Extract the listing below in full, unchanged.

======== Records for the task ========

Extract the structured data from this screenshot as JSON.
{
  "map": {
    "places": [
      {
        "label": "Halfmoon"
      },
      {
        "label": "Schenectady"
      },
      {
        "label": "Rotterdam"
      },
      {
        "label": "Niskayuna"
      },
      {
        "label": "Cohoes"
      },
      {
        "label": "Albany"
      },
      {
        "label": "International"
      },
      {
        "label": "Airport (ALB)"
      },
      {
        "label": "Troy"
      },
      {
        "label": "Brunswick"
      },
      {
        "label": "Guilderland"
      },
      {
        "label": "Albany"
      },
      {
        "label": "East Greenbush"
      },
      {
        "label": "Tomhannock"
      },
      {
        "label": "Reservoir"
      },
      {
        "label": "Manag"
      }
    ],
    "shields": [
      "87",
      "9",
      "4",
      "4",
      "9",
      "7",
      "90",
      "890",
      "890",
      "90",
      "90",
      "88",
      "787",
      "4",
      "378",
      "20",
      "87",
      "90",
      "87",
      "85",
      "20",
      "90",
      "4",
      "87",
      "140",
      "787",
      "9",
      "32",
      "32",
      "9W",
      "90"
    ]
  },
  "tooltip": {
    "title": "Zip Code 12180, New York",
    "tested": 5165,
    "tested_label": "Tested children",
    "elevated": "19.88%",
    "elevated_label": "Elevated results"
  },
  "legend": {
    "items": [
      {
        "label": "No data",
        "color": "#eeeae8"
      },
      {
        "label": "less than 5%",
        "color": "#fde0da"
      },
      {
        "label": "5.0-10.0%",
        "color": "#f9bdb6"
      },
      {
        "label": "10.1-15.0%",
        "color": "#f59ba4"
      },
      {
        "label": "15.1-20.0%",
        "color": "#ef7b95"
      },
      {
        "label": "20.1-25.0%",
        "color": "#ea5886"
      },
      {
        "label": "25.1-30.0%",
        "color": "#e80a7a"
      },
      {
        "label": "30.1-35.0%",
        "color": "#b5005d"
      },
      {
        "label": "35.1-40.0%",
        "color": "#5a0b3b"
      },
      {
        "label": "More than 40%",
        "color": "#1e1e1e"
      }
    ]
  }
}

========

▶ Answer for the task
Extract the structured data from this screenshot as JSON.
{
  "map": {
    "places": [
      {
        "label": "Halfmoon"
      },
      {
        "label": "Schenectady"
      },
      {
        "label": "Rotterdam"
      },
      {
        "label": "Niskayuna"
      },
      {
        "label": "Cohoes"
      },
      {
        "label": "Albany"
      },
      {
        "label": "International"
      },
      {
        "label": "Airport (ALB)"
      },
      {
        "label": "Troy"
      },
      {
        "label": "Brunswick"
      },
      {
        "label": "Guilderland"
      },
      {
        "label": "Albany"
      },
      {
        "label": "East Greenbush"
      },
      {
        "label": "Tomhannock"
      },
      {
        "label": "Reservoir"
      },
      {
        "label": "Manag"
      }
    ],
    "shields": [
      "87",
      "9",
      "4",
      "4",
      "9",
      "7",
      "90",
      "890",
      "890",
      "90",
      "90",
      "88",
      "787",
      "4",
      "378",
      "20",
      "87",
      "90",
      "87",
      "85",
      "20",
      "90",
      "4",
      "87",
      "140",
      "787",
      "9",
      "32",
      "32",
      "9W",
      "90"
    ]
  },
  "tooltip": {
    "title": "Zip Code 12180, New York",
    "tested": 5165,
    "tested_label": "Tested children",
    "elevated": "19.88%",
    "elevated_label": "Elevated results"
  },
  "legend": {
    "items": [
      {
        "label": "No data",
        "color": "#eeeae8"
      },
      {
        "label": "less than 5%",
        "color": "#fde0da"
      },
      {
        "label": "5.0-10.0%",
        "color": "#f9bdb6"
      },
      {
        "label": "10.1-15.0%",
        "color": "#f59ba4"
      },
      {
        "label": "15.1-20.0%",
        "color": "#ef7b95"
      },
      {
        "label": "20.1-25.0%",
        "color": "#ea5886"
      },
      {
        "label": "25.1-30.0%",
        "color": "#e80a7a"
      },
      {
        "label": "30.1-35.0%",
        "color": "#b5005d"
      },
      {
        "label": "35.1-40.0%",
        "color": "#5a0b3b"
      },
      {
        "label": "More than 40%",
        "color": "#1e1e1e"
      }
    ]
  }
}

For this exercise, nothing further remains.